# Directions for this task
Seek out every line containing the word "page", and copy each.

— BEGIN —

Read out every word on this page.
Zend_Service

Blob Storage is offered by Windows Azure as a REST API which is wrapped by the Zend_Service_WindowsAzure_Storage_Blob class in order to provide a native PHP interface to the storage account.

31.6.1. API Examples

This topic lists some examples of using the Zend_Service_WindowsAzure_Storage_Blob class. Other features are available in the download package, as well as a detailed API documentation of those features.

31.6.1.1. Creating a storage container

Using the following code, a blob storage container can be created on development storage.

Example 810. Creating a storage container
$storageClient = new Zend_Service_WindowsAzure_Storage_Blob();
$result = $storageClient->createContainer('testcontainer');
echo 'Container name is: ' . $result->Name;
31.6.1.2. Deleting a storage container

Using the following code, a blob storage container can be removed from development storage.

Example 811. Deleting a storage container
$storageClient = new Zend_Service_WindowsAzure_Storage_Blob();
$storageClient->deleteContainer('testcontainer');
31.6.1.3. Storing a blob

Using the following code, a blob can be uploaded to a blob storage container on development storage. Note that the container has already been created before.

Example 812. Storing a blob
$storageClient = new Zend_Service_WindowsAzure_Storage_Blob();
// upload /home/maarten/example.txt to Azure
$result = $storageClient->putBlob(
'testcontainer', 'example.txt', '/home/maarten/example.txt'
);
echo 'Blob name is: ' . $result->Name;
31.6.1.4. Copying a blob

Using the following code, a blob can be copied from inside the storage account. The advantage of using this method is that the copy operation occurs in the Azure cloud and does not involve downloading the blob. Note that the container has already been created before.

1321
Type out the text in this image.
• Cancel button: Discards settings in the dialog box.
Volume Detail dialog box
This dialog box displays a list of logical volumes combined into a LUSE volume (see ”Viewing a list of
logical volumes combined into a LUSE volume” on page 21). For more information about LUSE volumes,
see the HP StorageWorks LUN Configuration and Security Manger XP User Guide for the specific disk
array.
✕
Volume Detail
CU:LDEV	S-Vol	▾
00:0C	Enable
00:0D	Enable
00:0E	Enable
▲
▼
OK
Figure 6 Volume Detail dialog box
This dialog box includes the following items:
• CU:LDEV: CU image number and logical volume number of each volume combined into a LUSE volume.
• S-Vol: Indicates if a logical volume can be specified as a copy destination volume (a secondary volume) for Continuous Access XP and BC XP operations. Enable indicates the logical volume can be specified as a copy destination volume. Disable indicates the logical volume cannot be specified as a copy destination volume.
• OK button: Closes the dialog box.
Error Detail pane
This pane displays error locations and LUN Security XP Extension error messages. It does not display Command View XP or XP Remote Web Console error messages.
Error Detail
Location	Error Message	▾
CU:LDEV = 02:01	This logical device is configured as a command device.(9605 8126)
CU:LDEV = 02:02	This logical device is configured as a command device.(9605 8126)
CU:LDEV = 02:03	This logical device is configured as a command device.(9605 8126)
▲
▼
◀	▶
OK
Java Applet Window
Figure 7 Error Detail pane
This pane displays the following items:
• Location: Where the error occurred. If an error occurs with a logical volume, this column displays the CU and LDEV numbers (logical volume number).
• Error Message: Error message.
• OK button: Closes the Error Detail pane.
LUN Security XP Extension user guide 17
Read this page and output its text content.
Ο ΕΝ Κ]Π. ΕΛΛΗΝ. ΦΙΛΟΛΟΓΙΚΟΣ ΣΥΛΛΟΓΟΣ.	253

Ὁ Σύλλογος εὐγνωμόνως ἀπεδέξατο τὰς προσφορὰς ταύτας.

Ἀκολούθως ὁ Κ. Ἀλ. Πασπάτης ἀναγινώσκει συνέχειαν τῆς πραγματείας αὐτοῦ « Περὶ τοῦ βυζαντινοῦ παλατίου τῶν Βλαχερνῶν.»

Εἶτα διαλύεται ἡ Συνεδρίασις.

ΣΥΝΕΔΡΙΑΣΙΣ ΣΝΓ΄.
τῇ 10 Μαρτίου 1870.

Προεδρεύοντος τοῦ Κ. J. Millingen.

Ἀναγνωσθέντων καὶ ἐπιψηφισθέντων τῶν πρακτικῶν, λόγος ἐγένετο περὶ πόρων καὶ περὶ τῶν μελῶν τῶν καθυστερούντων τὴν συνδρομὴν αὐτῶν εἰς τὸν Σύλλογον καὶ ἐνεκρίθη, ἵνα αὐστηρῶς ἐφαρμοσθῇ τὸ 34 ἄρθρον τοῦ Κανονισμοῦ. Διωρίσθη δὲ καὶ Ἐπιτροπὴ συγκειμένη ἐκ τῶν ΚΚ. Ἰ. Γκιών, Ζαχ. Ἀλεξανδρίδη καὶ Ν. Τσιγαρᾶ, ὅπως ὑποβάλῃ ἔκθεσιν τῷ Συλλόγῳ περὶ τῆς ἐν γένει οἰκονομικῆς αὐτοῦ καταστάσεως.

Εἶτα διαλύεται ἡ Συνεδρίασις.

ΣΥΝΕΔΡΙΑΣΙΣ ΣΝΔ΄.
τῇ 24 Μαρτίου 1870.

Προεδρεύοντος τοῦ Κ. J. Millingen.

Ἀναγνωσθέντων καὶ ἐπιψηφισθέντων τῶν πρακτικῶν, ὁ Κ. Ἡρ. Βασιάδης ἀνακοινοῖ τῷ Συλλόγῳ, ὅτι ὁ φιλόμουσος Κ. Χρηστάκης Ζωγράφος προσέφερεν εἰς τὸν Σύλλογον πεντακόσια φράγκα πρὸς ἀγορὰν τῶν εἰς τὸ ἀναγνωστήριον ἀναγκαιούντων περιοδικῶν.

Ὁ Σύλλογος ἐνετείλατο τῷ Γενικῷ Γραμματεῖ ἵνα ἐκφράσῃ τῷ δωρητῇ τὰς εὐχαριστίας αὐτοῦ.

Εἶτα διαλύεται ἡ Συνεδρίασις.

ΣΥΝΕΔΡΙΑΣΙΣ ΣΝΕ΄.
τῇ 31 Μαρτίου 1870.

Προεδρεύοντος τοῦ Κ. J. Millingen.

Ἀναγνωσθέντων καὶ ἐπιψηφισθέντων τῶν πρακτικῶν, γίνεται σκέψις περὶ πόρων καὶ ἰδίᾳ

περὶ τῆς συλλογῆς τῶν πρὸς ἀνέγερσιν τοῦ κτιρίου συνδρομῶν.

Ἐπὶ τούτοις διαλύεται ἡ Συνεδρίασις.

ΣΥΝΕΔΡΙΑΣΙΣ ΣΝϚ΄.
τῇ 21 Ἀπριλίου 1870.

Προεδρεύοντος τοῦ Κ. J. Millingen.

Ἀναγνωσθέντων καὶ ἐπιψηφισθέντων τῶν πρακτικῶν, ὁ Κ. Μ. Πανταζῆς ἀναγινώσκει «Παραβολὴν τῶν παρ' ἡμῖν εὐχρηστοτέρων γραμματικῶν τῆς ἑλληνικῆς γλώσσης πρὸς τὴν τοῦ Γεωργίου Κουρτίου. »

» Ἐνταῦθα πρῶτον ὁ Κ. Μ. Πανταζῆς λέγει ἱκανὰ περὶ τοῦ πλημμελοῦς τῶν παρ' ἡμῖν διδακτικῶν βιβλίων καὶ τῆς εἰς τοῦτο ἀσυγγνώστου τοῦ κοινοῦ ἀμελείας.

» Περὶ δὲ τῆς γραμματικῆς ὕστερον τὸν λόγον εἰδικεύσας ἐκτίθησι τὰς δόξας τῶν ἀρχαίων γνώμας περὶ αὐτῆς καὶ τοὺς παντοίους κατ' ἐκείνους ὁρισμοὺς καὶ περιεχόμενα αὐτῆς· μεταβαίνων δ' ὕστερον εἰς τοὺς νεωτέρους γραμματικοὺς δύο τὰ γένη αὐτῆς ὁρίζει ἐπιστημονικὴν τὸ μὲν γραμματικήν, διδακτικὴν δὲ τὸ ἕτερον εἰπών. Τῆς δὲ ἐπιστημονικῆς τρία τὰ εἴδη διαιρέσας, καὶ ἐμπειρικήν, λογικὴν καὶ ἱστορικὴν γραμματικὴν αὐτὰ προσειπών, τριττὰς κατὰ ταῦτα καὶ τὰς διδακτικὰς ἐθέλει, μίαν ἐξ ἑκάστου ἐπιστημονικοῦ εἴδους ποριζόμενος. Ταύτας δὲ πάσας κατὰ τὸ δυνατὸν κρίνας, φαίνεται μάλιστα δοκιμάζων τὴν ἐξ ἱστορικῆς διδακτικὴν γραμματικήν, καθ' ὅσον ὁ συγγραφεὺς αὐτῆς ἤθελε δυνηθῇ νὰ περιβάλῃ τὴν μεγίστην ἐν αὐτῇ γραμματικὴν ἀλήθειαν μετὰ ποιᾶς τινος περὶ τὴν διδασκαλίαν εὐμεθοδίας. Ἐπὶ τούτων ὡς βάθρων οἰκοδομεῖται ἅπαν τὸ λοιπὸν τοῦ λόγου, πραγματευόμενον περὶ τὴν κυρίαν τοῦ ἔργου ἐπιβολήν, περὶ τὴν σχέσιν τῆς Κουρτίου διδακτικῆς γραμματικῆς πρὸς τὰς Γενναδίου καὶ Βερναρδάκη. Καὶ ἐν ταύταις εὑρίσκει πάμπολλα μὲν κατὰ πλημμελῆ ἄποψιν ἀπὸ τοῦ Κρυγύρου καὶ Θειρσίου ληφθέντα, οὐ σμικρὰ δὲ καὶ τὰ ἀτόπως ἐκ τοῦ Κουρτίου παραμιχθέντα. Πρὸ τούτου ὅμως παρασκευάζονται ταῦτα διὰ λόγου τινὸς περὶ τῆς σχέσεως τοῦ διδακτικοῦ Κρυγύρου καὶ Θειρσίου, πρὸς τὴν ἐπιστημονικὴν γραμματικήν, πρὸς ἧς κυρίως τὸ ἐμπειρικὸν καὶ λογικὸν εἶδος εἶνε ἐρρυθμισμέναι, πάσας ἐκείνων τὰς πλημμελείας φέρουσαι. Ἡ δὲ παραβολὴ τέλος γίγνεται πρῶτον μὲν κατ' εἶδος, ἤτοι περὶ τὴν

— END —

# Full solution
Read out every word on this page.
logical volumes combined into a LUSE volume” on page 21). For more information about LUSE volumes,
Read this page and output its text content.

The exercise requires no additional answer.